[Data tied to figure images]
◆ ◆ ◆

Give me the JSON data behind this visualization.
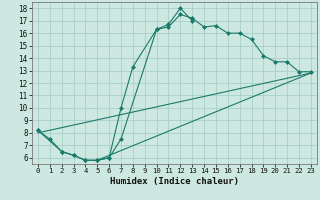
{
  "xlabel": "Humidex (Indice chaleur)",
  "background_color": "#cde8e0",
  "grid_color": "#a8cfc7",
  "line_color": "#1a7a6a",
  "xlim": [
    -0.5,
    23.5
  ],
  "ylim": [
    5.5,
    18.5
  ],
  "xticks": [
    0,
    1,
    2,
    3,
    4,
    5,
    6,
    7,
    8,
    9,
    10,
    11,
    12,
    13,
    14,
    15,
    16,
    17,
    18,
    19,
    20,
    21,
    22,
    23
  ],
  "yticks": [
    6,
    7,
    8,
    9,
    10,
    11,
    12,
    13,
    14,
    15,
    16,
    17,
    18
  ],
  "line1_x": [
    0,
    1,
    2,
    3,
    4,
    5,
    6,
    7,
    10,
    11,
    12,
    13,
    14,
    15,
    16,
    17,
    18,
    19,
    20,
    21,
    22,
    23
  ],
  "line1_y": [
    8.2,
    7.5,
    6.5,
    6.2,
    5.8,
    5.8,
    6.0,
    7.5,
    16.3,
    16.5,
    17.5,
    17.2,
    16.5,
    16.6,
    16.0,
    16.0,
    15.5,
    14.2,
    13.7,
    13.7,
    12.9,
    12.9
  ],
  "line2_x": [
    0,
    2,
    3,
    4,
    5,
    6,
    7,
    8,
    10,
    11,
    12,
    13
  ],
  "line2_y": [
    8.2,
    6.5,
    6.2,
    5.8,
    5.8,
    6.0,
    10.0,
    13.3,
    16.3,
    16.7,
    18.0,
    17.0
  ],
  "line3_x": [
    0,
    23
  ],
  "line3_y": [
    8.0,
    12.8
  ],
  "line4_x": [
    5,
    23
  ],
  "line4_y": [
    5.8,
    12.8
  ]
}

◆ ◆ ◆

Transcribe all of the material exactly, leaving out whatever pictures it contains.

## SOLUTION FOR THIS EXERCISE
Give me the JSON data behind this visualization.
{
  "xlabel": "Humidex (Indice chaleur)",
  "background_color": "#cde8e0",
  "grid_color": "#a8cfc7",
  "line_color": "#1a7a6a",
  "xlim": [
    -0.5,
    23.5
  ],
  "ylim": [
    5.5,
    18.5
  ],
  "xticks": [
    0,
    1,
    2,
    3,
    4,
    5,
    6,
    7,
    8,
    9,
    10,
    11,
    12,
    13,
    14,
    15,
    16,
    17,
    18,
    19,
    20,
    21,
    22,
    23
  ],
  "yticks": [
    6,
    7,
    8,
    9,
    10,
    11,
    12,
    13,
    14,
    15,
    16,
    17,
    18
  ],
  "line1_x": [
    0,
    1,
    2,
    3,
    4,
    5,
    6,
    7,
    10,
    11,
    12,
    13,
    14,
    15,
    16,
    17,
    18,
    19,
    20,
    21,
    22,
    23
  ],
  "line1_y": [
    8.2,
    7.5,
    6.5,
    6.2,
    5.8,
    5.8,
    6.0,
    7.5,
    16.3,
    16.5,
    17.5,
    17.2,
    16.5,
    16.6,
    16.0,
    16.0,
    15.5,
    14.2,
    13.7,
    13.7,
    12.9,
    12.9
  ],
  "line2_x": [
    0,
    2,
    3,
    4,
    5,
    6,
    7,
    8,
    10,
    11,
    12,
    13
  ],
  "line2_y": [
    8.2,
    6.5,
    6.2,
    5.8,
    5.8,
    6.0,
    10.0,
    13.3,
    16.3,
    16.7,
    18.0,
    17.0
  ],
  "line3_x": [
    0,
    23
  ],
  "line3_y": [
    8.0,
    12.8
  ],
  "line4_x": [
    5,
    23
  ],
  "line4_y": [
    5.8,
    12.8
  ]
}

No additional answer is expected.